──────── SUPPLIED DATA

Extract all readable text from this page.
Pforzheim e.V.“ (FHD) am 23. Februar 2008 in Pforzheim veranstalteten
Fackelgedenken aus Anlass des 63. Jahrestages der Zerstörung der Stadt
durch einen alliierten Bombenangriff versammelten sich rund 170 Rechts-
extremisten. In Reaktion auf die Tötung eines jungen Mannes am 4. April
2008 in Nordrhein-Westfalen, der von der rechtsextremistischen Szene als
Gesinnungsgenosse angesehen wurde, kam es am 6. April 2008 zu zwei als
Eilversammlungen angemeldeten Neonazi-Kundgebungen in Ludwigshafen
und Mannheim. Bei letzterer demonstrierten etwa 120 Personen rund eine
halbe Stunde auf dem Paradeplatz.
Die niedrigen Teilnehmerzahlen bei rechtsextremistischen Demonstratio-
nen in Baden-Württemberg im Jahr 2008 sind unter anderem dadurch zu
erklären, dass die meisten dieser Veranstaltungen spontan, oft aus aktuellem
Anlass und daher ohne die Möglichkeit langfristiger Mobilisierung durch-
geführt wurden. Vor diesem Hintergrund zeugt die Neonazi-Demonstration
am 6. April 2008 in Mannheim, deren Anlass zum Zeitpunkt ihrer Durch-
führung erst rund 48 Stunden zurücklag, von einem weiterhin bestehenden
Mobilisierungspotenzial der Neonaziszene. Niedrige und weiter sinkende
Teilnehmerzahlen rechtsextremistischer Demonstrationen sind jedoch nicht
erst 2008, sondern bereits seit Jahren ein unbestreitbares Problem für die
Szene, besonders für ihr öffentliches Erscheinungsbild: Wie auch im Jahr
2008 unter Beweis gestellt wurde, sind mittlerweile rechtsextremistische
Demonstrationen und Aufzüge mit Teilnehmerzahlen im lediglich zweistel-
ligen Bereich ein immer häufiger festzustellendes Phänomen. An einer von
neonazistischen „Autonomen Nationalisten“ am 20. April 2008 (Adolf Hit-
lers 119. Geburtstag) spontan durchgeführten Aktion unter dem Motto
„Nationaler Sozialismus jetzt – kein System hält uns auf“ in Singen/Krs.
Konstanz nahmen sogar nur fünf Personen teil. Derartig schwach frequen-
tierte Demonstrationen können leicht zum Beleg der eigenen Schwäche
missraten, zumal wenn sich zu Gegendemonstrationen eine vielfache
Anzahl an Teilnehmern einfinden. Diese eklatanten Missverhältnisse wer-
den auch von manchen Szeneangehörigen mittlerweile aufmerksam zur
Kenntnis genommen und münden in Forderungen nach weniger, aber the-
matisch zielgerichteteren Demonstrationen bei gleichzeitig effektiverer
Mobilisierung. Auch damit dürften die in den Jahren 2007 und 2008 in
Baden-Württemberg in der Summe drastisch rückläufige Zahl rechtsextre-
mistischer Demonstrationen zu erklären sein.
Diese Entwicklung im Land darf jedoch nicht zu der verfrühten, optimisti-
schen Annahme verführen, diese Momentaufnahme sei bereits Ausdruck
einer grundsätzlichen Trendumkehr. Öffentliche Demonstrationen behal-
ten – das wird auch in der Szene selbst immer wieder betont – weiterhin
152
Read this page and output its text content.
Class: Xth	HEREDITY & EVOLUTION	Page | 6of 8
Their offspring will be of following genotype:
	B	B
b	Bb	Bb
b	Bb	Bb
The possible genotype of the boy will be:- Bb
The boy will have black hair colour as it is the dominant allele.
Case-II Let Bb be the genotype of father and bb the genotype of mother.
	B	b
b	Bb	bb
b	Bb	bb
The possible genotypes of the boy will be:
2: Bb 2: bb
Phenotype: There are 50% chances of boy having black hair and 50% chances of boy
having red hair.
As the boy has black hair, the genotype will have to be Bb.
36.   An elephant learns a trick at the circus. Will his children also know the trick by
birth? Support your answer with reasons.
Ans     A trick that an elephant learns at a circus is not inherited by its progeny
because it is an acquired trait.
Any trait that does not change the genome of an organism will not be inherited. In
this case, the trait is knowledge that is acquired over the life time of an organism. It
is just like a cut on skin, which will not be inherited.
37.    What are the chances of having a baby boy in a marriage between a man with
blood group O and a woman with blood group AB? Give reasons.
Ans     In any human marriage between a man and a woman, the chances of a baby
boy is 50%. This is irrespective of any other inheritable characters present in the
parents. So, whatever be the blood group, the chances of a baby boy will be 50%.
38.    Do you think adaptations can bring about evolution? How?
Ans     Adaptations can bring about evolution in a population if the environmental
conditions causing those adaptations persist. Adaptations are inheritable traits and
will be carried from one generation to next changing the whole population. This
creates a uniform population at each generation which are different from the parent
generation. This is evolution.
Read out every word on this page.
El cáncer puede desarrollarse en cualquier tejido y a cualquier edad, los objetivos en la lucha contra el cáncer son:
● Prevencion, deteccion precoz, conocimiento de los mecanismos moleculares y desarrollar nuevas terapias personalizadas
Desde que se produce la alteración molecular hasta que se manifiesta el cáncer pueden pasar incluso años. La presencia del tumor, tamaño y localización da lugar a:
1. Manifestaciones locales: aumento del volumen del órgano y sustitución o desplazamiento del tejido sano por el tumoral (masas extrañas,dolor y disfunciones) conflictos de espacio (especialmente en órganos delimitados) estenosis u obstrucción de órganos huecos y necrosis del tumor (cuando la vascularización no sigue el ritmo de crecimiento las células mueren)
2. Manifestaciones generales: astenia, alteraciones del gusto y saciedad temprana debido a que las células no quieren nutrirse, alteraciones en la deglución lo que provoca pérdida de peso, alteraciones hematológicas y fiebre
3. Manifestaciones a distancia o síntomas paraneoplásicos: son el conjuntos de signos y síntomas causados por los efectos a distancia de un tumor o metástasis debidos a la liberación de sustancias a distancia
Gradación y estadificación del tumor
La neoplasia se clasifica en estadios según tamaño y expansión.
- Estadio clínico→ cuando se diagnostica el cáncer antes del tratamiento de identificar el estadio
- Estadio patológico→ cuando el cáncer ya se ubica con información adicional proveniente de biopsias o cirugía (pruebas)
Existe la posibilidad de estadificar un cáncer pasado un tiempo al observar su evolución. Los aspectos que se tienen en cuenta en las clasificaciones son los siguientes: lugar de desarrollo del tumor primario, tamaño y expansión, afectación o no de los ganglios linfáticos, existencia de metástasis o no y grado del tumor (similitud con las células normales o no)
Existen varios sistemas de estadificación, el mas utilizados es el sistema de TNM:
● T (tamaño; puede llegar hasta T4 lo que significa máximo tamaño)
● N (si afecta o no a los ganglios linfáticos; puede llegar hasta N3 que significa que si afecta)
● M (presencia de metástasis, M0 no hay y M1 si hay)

────────────────

## PROBLEM DETAILS
Lines from the entries that contain the string "have" must be found and copied.

## SOLUTION FOR THIS TASK
The boy will have black hair colour as it is the dominant allele.
As the boy has black hair, the genotype will have to be Bb.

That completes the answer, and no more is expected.